→ **Records for the task**
--- START ---

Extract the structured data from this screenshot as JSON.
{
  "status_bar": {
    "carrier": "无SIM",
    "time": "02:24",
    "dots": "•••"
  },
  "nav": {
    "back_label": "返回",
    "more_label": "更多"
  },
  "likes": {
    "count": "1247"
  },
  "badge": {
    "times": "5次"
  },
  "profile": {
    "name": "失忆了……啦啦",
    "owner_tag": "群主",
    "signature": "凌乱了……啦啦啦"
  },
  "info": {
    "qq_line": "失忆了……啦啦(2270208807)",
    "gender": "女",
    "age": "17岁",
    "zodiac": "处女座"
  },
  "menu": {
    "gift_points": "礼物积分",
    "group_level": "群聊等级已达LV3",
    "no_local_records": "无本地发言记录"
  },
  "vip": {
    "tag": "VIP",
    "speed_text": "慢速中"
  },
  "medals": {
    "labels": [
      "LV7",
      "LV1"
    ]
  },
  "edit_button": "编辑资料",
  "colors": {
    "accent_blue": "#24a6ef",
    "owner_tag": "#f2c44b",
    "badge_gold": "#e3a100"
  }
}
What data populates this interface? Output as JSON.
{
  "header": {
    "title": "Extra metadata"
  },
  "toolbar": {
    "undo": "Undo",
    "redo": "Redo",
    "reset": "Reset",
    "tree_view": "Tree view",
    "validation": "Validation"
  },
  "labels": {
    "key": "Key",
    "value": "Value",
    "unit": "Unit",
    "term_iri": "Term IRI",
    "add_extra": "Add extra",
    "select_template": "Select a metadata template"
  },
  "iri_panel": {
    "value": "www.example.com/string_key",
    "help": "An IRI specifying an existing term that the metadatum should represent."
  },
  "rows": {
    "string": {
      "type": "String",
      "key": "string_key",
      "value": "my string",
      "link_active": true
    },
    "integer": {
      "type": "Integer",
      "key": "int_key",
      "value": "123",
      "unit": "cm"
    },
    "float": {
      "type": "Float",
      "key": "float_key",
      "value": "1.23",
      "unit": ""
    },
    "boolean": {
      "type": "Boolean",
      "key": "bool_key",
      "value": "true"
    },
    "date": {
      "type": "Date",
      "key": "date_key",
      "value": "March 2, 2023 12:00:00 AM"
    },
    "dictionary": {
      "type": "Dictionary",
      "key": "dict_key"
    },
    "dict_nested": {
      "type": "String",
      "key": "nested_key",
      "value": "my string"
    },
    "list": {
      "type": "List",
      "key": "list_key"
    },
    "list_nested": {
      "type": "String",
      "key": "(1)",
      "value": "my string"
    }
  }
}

--- END ---

→ **Task description**
Return every entry exactly as given.

→ **Completed exercise**
Extract the structured data from this screenshot as JSON.
{
  "status_bar": {
    "carrier": "无SIM",
    "time": "02:24",
    "dots": "•••"
  },
  "nav": {
    "back_label": "返回",
    "more_label": "更多"
  },
  "likes": {
    "count": "1247"
  },
  "badge": {
    "times": "5次"
  },
  "profile": {
    "name": "失忆了……啦啦",
    "owner_tag": "群主",
    "signature": "凌乱了……啦啦啦"
  },
  "info": {
    "qq_line": "失忆了……啦啦(2270208807)",
    "gender": "女",
    "age": "17岁",
    "zodiac": "处女座"
  },
  "menu": {
    "gift_points": "礼物积分",
    "group_level": "群聊等级已达LV3",
    "no_local_records": "无本地发言记录"
  },
  "vip": {
    "tag": "VIP",
    "speed_text": "慢速中"
  },
  "medals": {
    "labels": [
      "LV7",
      "LV1"
    ]
  },
  "edit_button": "编辑资料",
  "colors": {
    "accent_blue": "#24a6ef",
    "owner_tag": "#f2c44b",
    "badge_gold": "#e3a100"
  }
}
What data populates this interface? Output as JSON.
{
  "header": {
    "title": "Extra metadata"
  },
  "toolbar": {
    "undo": "Undo",
    "redo": "Redo",
    "reset": "Reset",
    "tree_view": "Tree view",
    "validation": "Validation"
  },
  "labels": {
    "key": "Key",
    "value": "Value",
    "unit": "Unit",
    "term_iri": "Term IRI",
    "add_extra": "Add extra",
    "select_template": "Select a metadata template"
  },
  "iri_panel": {
    "value": "www.example.com/string_key",
    "help": "An IRI specifying an existing term that the metadatum should represent."
  },
  "rows": {
    "string": {
      "type": "String",
      "key": "string_key",
      "value": "my string",
      "link_active": true
    },
    "integer": {
      "type": "Integer",
      "key": "int_key",
      "value": "123",
      "unit": "cm"
    },
    "float": {
      "type": "Float",
      "key": "float_key",
      "value": "1.23",
      "unit": ""
    },
    "boolean": {
      "type": "Boolean",
      "key": "bool_key",
      "value": "true"
    },
    "date": {
      "type": "Date",
      "key": "date_key",
      "value": "March 2, 2023 12:00:00 AM"
    },
    "dictionary": {
      "type": "Dictionary",
      "key": "dict_key"
    },
    "dict_nested": {
      "type": "String",
      "key": "nested_key",
      "value": "my string"
    },
    "list": {
      "type": "List",
      "key": "list_key"
    },
    "list_nested": {
      "type": "String",
      "key": "(1)",
      "value": "my string"
    }
  }
}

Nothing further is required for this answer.